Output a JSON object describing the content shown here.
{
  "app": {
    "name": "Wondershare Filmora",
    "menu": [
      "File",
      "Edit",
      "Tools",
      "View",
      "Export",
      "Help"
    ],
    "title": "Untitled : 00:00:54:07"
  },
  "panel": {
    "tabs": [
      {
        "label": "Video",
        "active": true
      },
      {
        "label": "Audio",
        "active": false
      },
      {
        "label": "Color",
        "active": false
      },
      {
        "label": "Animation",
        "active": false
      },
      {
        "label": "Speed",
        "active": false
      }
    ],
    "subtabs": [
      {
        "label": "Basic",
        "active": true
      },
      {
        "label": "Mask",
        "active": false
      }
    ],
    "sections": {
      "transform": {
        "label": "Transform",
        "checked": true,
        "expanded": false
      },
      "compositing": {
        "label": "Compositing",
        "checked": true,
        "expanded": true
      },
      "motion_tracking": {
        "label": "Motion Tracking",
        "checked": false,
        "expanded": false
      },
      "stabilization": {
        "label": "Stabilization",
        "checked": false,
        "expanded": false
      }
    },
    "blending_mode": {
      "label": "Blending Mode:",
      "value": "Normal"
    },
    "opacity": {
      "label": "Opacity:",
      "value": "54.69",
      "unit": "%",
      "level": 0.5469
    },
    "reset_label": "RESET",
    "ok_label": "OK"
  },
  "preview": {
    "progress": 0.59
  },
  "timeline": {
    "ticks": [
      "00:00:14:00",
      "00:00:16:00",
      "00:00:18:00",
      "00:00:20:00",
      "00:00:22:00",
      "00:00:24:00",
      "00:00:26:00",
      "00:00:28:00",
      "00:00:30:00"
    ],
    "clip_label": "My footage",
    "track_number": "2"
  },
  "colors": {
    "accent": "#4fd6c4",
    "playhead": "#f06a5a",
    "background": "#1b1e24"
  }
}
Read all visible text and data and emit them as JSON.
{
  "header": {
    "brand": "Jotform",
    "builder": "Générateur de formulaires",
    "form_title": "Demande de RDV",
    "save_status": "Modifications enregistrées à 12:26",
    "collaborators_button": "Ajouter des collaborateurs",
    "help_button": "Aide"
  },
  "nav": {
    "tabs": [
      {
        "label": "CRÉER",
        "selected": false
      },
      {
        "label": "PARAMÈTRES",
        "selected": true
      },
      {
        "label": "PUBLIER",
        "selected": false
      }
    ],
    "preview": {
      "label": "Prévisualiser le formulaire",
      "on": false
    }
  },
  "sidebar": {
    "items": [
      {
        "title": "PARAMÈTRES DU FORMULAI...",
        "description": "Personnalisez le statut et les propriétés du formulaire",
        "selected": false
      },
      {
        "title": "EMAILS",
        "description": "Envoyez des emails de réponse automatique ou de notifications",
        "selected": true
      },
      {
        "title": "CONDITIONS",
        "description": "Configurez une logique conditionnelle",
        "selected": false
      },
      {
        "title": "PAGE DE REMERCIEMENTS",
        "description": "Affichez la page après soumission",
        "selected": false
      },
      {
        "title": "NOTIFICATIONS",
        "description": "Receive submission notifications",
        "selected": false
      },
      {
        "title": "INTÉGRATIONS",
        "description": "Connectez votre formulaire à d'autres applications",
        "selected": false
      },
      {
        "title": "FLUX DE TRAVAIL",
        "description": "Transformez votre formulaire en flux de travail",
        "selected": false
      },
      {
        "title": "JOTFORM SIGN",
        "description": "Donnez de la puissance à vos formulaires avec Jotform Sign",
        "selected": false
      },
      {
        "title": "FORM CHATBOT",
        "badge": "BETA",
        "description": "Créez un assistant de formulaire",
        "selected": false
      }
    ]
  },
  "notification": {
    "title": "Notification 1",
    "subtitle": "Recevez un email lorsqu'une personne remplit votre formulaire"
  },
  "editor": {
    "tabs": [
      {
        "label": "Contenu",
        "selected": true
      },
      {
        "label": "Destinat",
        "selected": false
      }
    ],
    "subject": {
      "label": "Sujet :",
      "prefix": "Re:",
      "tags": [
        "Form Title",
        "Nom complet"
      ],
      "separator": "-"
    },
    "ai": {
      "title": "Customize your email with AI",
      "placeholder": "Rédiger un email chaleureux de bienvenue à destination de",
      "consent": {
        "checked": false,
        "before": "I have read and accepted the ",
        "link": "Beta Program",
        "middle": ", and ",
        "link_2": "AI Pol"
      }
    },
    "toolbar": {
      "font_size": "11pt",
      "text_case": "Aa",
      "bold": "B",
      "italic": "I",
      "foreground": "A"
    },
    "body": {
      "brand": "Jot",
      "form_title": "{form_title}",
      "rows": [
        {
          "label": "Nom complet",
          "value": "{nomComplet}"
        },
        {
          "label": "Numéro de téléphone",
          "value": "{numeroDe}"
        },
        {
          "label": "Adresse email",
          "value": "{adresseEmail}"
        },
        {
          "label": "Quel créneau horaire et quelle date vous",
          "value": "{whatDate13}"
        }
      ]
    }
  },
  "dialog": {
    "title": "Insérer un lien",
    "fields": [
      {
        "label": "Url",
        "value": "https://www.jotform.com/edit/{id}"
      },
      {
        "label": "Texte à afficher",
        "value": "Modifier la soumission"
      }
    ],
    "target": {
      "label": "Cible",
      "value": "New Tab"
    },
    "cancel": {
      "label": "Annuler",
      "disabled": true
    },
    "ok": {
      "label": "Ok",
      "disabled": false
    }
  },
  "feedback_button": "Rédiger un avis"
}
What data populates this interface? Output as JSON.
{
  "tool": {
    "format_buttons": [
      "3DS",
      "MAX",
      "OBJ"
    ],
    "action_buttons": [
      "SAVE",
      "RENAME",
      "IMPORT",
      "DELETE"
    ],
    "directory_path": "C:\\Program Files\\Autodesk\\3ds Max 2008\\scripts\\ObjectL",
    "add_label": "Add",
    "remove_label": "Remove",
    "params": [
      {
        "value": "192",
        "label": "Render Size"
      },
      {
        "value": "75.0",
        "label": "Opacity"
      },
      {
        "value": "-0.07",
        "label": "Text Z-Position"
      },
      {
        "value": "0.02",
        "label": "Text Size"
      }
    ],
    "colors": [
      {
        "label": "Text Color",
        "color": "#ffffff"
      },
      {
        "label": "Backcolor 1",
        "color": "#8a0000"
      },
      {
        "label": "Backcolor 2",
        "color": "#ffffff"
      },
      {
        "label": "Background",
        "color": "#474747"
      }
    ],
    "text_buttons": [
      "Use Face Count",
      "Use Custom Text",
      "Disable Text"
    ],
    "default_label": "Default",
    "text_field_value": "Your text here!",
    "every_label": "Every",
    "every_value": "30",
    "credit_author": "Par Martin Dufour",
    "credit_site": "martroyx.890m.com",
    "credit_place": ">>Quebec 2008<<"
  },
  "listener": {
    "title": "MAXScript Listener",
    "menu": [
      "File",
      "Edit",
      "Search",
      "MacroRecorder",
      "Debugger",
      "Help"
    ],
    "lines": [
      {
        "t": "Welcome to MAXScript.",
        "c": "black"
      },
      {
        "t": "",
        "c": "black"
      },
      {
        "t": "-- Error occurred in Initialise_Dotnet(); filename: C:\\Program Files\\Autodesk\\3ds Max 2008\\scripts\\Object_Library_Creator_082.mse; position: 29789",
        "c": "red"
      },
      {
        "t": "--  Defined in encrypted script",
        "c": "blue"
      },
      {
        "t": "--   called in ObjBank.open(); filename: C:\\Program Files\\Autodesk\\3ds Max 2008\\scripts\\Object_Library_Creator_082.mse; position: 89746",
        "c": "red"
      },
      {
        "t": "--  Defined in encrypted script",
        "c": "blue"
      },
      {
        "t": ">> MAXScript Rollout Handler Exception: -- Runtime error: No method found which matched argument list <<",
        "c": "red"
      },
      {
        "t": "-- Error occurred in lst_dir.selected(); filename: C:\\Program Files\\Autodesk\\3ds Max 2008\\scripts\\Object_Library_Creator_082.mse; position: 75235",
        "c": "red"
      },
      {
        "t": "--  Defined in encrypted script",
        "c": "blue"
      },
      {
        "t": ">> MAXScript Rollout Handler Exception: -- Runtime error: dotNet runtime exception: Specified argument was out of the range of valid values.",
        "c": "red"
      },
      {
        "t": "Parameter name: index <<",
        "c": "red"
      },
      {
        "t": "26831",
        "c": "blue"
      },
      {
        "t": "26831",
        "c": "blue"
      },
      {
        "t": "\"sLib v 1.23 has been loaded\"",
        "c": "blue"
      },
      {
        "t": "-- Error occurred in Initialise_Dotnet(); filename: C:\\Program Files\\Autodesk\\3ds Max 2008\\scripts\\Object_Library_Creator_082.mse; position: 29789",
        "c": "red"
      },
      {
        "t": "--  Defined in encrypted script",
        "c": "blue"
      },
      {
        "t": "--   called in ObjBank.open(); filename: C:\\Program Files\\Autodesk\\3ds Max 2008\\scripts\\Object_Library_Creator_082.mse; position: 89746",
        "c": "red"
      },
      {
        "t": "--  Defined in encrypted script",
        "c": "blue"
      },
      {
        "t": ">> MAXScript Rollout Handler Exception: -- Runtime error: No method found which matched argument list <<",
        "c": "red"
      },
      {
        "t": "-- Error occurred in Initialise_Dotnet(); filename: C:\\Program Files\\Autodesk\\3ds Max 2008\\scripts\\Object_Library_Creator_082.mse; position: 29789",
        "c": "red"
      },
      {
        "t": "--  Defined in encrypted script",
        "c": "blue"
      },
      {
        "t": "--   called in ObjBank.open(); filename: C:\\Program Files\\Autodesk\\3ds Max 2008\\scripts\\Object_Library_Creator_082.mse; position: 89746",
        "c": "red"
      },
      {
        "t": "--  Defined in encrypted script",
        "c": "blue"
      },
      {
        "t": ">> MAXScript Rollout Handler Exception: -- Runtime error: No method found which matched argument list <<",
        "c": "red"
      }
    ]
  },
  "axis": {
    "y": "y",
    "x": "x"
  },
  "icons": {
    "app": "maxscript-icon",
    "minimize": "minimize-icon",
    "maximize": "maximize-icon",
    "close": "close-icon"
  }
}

TASK GOAL >> What is the number of lines in the records that contain the word "Rédiger"? Answer with the number and nothing else.

TASK RESULT >> 2